Please restate the following records word for word.
———
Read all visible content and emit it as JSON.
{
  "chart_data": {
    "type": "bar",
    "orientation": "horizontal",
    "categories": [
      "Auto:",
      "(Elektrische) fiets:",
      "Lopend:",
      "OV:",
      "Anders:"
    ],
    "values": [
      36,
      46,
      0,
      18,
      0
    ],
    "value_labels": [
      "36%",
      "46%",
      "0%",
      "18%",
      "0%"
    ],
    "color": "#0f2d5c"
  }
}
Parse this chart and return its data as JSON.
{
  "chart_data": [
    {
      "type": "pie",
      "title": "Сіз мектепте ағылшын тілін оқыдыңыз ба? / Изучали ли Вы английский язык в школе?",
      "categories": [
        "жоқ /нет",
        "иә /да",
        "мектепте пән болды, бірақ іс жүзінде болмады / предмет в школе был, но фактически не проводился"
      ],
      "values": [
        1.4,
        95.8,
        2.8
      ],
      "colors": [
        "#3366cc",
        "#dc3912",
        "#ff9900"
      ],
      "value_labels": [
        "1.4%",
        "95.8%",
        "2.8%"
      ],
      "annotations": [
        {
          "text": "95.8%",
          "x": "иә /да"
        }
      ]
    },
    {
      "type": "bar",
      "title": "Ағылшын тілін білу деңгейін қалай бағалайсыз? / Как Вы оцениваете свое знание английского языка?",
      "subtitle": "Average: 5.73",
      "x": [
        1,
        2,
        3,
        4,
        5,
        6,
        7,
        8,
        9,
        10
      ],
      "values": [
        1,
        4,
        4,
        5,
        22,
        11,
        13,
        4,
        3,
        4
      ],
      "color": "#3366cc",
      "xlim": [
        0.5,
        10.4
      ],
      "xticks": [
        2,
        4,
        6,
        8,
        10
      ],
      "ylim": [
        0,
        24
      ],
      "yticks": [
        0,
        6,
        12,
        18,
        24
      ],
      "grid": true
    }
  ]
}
———
_OUTPUT OF THE TASK_
Read all visible content and emit it as JSON.
{
  "chart_data": {
    "type": "bar",
    "orientation": "horizontal",
    "categories": [
      "Auto:",
      "(Elektrische) fiets:",
      "Lopend:",
      "OV:",
      "Anders:"
    ],
    "values": [
      36,
      46,
      0,
      18,
      0
    ],
    "value_labels": [
      "36%",
      "46%",
      "0%",
      "18%",
      "0%"
    ],
    "color": "#0f2d5c"
  }
}
Parse this chart and return its data as JSON.
{
  "chart_data": [
    {
      "type": "pie",
      "title": "Сіз мектепте ағылшын тілін оқыдыңыз ба? / Изучали ли Вы английский язык в школе?",
      "categories": [
        "жоқ /нет",
        "иә /да",
        "мектепте пән болды, бірақ іс жүзінде болмады / предмет в школе был, но фактически не проводился"
      ],
      "values": [
        1.4,
        95.8,
        2.8
      ],
      "colors": [
        "#3366cc",
        "#dc3912",
        "#ff9900"
      ],
      "value_labels": [
        "1.4%",
        "95.8%",
        "2.8%"
      ],
      "annotations": [
        {
          "text": "95.8%",
          "x": "иә /да"
        }
      ]
    },
    {
      "type": "bar",
      "title": "Ағылшын тілін білу деңгейін қалай бағалайсыз? / Как Вы оцениваете свое знание английского языка?",
      "subtitle": "Average: 5.73",
      "x": [
        1,
        2,
        3,
        4,
        5,
        6,
        7,
        8,
        9,
        10
      ],
      "values": [
        1,
        4,
        4,
        5,
        22,
        11,
        13,
        4,
        3,
        4
      ],
      "color": "#3366cc",
      "xlim": [
        0.5,
        10.4
      ],
      "xticks": [
        2,
        4,
        6,
        8,
        10
      ],
      "ylim": [
        0,
        24
      ],
      "yticks": [
        0,
        6,
        12,
        18,
        24
      ],
      "grid": true
    }
  ]
}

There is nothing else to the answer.